Assigned task – Lines from the material below that hold the string "here" are what is needed; copy each of them.

Start of Block

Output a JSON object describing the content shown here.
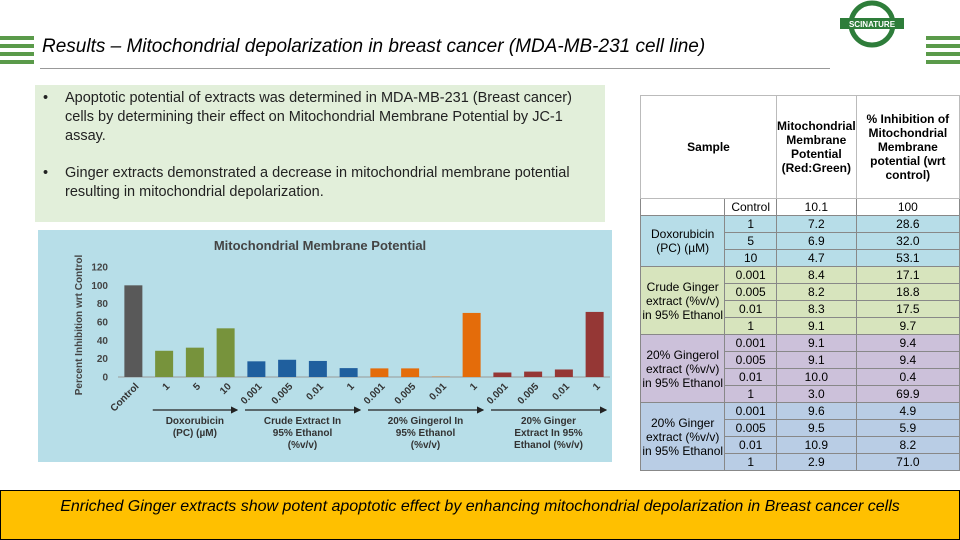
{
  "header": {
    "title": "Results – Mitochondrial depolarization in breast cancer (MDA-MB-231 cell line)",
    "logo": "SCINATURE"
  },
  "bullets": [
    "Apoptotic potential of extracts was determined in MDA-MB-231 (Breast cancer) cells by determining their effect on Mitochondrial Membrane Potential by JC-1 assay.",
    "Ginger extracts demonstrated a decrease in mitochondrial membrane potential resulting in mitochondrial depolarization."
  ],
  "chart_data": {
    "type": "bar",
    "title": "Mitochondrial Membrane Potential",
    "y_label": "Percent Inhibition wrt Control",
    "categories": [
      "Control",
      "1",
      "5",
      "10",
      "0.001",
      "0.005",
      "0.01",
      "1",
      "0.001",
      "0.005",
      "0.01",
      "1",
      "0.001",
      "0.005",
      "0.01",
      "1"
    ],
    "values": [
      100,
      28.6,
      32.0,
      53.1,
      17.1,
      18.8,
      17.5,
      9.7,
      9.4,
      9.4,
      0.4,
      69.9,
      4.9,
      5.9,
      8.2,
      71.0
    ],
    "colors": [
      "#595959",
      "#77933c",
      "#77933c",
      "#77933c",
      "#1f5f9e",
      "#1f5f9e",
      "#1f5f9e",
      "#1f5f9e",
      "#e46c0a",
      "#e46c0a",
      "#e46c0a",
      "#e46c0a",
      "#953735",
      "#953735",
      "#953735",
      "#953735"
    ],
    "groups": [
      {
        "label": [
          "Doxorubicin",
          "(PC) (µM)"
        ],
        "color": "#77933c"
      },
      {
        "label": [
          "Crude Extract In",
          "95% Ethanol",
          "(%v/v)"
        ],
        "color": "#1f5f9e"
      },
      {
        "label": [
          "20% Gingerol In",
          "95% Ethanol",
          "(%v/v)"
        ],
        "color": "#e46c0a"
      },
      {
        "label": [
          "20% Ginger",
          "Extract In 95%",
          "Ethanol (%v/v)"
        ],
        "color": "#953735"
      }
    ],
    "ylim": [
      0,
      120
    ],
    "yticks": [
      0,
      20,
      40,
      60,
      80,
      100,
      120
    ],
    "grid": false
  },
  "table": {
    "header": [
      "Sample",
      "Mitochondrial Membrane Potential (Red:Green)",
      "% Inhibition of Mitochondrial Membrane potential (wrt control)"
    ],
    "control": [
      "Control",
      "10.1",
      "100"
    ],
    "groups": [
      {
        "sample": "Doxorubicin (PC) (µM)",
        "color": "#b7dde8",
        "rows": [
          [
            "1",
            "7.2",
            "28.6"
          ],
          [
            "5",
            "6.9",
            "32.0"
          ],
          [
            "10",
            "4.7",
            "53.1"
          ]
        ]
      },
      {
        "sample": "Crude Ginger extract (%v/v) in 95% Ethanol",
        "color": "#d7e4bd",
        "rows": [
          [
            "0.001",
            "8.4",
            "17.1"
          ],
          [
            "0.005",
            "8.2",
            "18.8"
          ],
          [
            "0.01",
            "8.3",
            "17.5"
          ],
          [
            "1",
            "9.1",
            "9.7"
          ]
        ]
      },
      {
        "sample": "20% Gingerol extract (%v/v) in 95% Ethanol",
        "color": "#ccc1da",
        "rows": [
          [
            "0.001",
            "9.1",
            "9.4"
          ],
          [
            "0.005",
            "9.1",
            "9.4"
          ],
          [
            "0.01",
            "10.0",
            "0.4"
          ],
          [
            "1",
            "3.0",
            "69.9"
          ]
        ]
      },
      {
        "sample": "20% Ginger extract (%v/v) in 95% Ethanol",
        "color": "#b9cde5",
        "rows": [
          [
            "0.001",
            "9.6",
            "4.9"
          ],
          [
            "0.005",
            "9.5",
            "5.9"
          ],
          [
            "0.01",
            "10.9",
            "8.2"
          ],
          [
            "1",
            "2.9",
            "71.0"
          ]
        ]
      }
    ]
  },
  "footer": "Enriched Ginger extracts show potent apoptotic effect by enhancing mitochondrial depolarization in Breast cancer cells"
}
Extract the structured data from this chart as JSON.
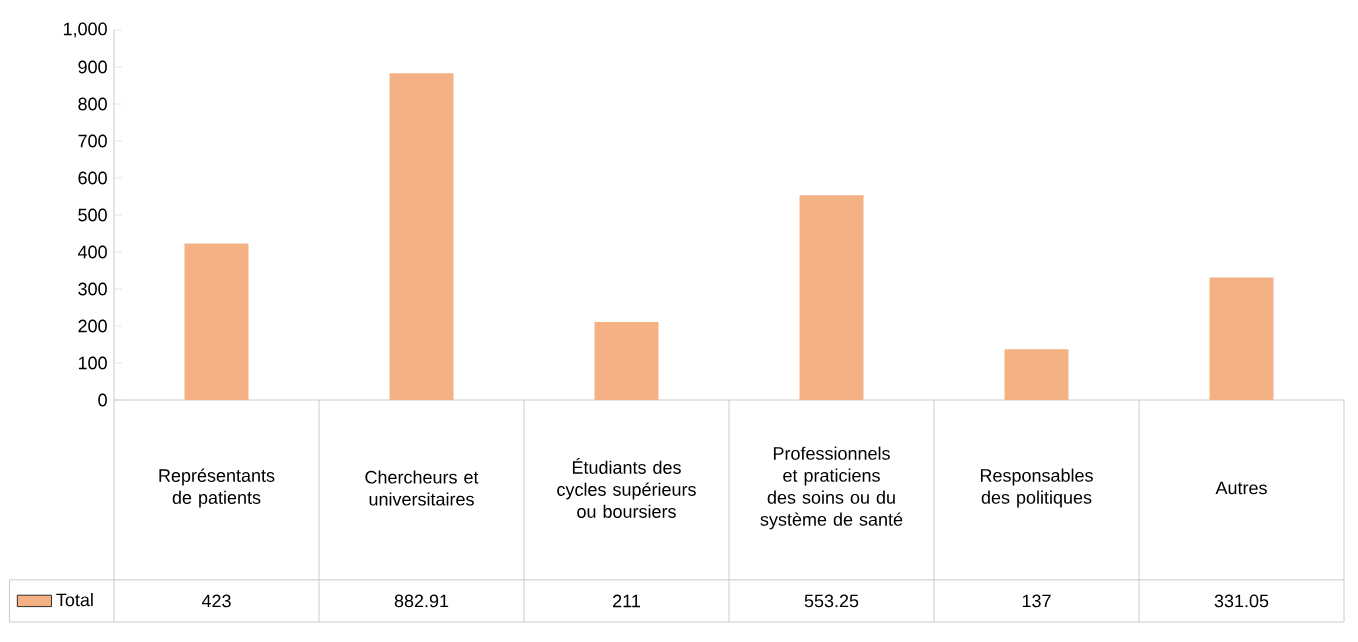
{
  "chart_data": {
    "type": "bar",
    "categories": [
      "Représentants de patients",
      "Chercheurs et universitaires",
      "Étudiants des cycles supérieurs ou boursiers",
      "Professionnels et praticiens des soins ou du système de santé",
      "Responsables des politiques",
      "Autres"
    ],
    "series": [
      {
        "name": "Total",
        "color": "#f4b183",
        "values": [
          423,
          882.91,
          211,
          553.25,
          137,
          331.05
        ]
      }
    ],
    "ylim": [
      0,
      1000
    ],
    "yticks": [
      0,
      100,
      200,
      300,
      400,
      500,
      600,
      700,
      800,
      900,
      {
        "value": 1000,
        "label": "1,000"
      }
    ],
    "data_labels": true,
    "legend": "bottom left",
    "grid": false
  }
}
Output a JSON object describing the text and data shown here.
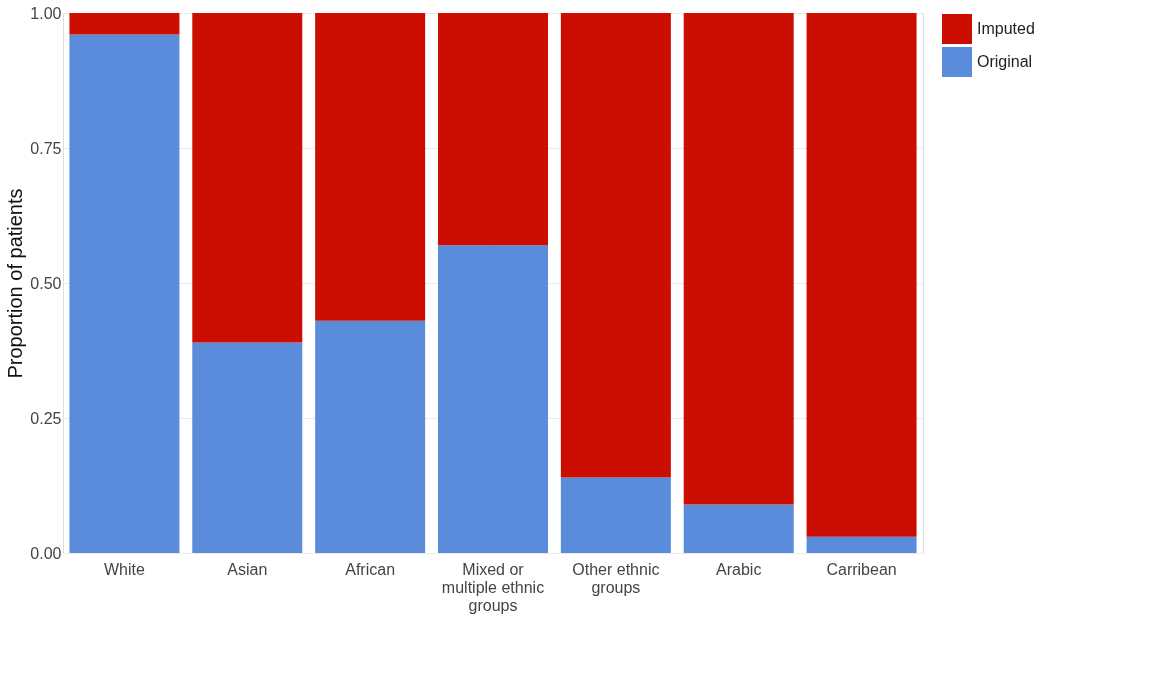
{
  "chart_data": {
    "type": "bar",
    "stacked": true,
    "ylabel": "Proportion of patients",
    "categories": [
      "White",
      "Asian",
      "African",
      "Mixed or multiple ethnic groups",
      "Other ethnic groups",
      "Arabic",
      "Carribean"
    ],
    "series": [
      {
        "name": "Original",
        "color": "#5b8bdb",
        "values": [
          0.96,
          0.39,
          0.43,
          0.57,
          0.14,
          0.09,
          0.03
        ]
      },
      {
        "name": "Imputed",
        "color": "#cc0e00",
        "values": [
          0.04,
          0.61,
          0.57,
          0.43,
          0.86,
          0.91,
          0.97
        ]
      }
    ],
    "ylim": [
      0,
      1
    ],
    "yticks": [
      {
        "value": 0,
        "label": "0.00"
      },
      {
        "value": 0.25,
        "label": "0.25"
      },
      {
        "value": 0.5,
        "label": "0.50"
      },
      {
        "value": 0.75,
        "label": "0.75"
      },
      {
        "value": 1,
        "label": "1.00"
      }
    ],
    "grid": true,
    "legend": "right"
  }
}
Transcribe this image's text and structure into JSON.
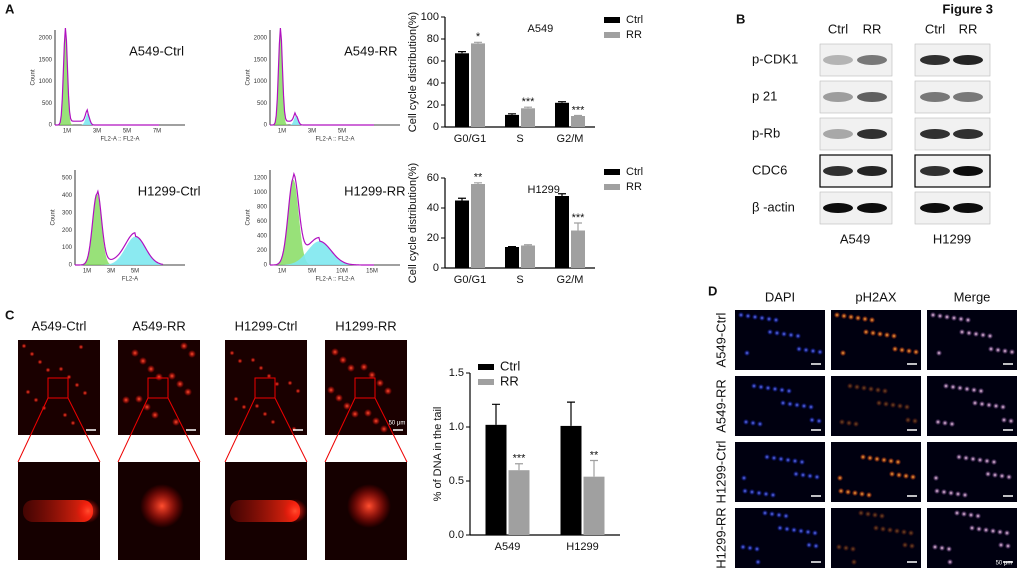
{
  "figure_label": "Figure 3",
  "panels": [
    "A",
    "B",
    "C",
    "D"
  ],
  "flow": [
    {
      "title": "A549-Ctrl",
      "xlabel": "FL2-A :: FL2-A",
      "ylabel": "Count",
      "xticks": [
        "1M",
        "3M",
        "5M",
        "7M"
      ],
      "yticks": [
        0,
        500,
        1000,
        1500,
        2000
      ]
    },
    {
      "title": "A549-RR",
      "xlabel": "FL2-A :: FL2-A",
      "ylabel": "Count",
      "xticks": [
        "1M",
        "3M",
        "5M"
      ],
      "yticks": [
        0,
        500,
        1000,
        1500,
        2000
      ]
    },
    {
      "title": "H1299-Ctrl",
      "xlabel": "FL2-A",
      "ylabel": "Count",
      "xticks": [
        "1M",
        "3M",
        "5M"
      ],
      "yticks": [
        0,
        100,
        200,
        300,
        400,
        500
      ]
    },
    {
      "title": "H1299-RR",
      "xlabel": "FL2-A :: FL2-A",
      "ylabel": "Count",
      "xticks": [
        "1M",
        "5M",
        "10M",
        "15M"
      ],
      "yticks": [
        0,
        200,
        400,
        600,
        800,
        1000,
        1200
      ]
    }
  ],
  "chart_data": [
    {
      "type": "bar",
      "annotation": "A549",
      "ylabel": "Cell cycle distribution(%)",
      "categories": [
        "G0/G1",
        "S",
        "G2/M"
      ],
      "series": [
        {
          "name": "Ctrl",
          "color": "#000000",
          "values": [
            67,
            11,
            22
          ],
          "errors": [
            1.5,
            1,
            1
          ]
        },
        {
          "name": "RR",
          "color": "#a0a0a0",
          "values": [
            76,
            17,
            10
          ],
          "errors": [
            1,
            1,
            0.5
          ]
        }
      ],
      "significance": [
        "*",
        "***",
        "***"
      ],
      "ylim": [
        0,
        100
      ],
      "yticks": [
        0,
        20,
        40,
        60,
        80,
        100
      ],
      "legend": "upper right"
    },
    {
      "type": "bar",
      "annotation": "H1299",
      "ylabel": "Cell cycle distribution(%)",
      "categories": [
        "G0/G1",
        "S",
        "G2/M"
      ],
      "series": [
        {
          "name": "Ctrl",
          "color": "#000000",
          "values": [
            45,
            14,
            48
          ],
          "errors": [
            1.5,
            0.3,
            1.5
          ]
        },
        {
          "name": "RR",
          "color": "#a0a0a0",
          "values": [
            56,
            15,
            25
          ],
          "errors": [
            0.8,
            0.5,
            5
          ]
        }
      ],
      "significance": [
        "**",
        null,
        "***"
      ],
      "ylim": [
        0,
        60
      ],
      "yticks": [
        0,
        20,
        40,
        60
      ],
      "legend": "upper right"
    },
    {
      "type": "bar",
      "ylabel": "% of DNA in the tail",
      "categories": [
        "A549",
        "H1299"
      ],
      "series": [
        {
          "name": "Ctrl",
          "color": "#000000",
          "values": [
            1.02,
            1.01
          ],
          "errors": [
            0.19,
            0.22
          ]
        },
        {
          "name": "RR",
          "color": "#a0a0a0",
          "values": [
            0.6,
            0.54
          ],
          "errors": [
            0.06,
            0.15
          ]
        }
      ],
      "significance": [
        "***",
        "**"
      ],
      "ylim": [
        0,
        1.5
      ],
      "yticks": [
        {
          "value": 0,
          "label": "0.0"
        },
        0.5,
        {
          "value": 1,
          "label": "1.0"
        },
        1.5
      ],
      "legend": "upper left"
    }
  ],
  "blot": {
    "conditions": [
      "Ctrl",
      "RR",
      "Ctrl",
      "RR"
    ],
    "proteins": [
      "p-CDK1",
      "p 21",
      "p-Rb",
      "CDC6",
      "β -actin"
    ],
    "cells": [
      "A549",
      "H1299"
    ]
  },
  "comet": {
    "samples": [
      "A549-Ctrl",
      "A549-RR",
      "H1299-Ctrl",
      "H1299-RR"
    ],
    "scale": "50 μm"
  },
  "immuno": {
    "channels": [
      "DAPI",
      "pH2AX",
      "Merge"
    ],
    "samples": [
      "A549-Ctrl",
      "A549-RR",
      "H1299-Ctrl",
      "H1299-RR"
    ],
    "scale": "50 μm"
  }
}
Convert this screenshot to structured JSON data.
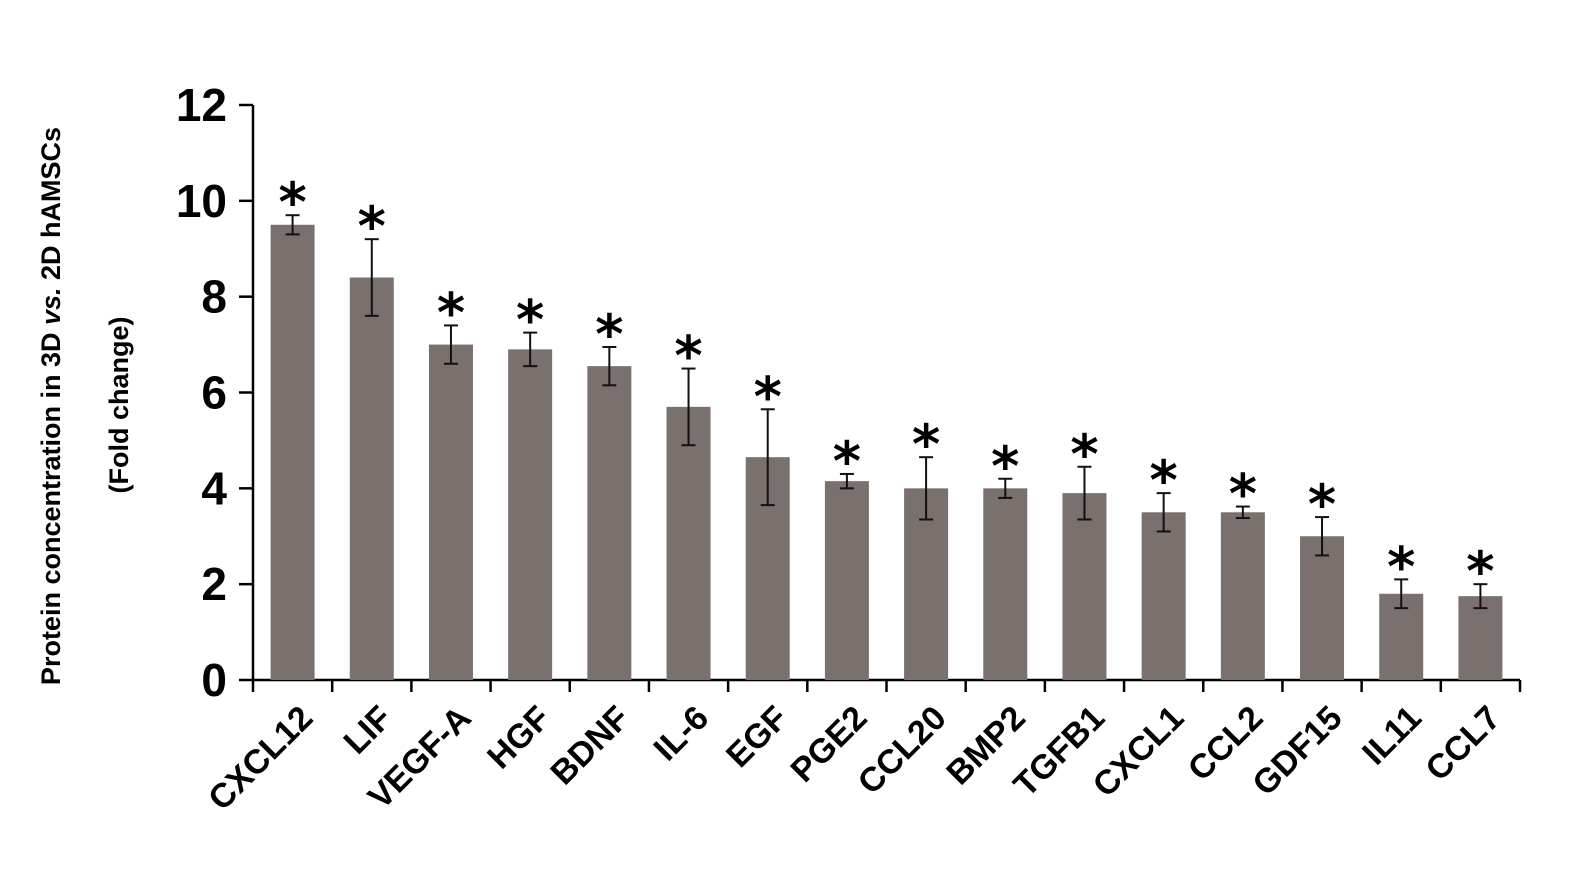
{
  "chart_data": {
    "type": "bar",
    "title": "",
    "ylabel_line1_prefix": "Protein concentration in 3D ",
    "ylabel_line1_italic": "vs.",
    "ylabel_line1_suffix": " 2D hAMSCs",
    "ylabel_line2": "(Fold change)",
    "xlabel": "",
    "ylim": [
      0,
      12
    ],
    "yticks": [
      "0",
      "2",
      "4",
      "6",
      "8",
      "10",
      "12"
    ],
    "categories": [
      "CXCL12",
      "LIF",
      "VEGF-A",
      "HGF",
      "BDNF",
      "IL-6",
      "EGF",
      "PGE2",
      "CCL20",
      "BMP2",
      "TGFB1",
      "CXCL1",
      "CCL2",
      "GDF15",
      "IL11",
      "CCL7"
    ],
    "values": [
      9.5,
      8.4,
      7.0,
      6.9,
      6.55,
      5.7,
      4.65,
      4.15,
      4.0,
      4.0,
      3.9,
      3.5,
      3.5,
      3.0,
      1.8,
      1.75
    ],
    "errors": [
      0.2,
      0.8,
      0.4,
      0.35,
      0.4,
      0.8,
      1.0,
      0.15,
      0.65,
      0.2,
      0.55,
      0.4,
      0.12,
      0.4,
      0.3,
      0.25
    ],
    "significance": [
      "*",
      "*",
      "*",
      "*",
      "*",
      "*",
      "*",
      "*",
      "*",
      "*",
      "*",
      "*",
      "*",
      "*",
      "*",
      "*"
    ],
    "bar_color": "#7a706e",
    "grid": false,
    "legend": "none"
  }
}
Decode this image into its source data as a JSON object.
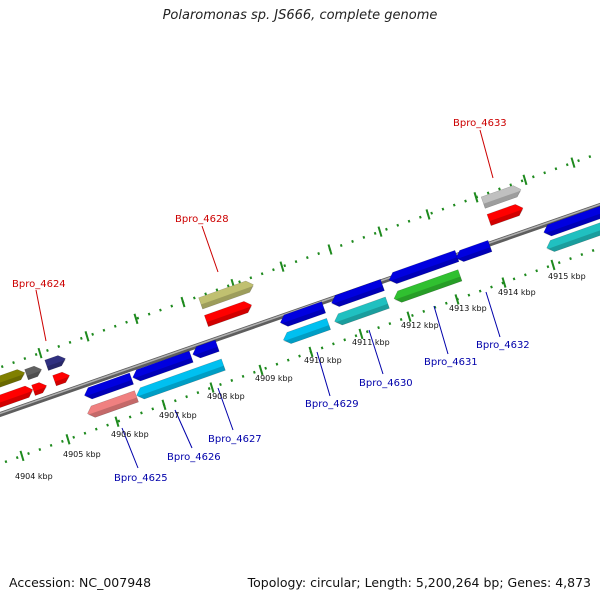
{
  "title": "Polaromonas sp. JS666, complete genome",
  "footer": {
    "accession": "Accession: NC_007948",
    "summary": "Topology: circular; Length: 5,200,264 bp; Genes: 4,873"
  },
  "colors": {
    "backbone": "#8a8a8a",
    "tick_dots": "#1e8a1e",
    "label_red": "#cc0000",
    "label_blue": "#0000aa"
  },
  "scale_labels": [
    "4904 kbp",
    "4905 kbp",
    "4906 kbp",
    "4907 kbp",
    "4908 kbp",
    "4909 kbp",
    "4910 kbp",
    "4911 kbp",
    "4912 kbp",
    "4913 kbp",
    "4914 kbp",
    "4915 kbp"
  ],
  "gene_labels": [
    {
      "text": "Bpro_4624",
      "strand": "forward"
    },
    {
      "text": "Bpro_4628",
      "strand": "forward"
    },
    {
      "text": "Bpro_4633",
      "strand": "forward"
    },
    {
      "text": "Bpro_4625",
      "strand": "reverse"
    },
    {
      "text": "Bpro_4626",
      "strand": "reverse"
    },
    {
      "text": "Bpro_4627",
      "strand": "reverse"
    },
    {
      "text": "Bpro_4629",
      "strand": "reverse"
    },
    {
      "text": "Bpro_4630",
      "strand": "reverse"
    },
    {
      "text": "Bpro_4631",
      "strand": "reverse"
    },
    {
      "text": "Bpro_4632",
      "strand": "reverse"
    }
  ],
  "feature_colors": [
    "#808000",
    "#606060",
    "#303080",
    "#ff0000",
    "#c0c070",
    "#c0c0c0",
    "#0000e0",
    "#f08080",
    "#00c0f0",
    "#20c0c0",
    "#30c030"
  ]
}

End of Block

Answer for this exercise –
Output a JSON object describing the content shown here.
Output a JSON object describing the text and data shown here.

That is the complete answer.